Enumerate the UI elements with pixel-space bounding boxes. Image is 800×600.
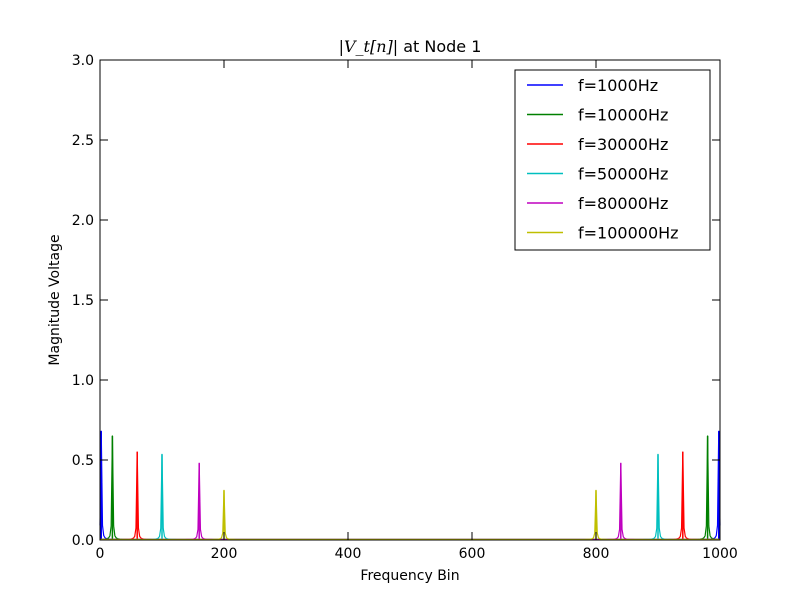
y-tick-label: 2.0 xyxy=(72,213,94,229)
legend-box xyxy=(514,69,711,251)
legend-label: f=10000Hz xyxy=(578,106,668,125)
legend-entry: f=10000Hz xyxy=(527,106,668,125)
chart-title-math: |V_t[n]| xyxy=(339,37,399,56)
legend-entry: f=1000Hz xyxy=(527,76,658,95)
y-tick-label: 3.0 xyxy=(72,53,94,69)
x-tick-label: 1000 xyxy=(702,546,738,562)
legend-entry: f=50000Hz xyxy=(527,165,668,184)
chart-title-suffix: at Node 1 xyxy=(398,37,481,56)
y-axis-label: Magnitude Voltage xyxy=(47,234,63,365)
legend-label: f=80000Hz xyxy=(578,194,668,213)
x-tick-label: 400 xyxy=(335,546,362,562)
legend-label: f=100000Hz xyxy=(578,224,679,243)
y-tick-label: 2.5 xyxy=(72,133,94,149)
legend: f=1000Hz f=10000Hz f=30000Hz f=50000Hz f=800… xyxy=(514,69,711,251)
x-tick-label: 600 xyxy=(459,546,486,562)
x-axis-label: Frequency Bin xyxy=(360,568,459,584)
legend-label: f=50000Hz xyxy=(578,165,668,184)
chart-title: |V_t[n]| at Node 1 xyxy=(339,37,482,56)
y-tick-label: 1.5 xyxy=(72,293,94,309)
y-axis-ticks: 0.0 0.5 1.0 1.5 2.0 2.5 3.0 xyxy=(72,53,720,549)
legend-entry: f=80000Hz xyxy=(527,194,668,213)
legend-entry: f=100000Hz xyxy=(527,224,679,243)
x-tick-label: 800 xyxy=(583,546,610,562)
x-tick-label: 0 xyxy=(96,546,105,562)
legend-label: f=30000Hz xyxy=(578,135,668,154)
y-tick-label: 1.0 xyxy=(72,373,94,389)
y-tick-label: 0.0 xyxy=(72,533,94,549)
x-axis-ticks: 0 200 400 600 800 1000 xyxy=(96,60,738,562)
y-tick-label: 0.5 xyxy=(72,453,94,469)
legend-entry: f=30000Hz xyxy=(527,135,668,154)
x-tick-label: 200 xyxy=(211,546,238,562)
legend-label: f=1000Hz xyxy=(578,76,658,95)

+---+

■ Work required:
Can you reproduce the entries above verbatim, from the line that contains "y-tick-label: 2.0 xyxy=(72,213,94,229)" through the line that contains "legend-label: f=50000Hz xyxy=(578,165,668,184)"?

■ Reply to the exercise:
y-tick-label: 2.0 xyxy=(72,213,94,229)
legend-box xyxy=(514,69,711,251)
legend-label: f=10000Hz xyxy=(578,106,668,125)
legend-entry: f=10000Hz xyxy=(527,106,668,125)
chart-title-math: |V_t[n]| xyxy=(339,37,399,56)
legend-entry: f=1000Hz xyxy=(527,76,658,95)
y-tick-label: 3.0 xyxy=(72,53,94,69)
x-tick-label: 1000 xyxy=(702,546,738,562)
legend-entry: f=50000Hz xyxy=(527,165,668,184)
chart-title-suffix: at Node 1 xyxy=(398,37,481,56)
y-axis-label: Magnitude Voltage xyxy=(47,234,63,365)
legend-label: f=80000Hz xyxy=(578,194,668,213)
x-tick-label: 400 xyxy=(335,546,362,562)
legend-label: f=100000Hz xyxy=(578,224,679,243)
y-tick-label: 2.5 xyxy=(72,133,94,149)
legend: f=1000Hz f=10000Hz f=30000Hz f=50000Hz f=800… xyxy=(514,69,711,251)
x-tick-label: 600 xyxy=(459,546,486,562)
x-axis-label: Frequency Bin xyxy=(360,568,459,584)
legend-label: f=50000Hz xyxy=(578,165,668,184)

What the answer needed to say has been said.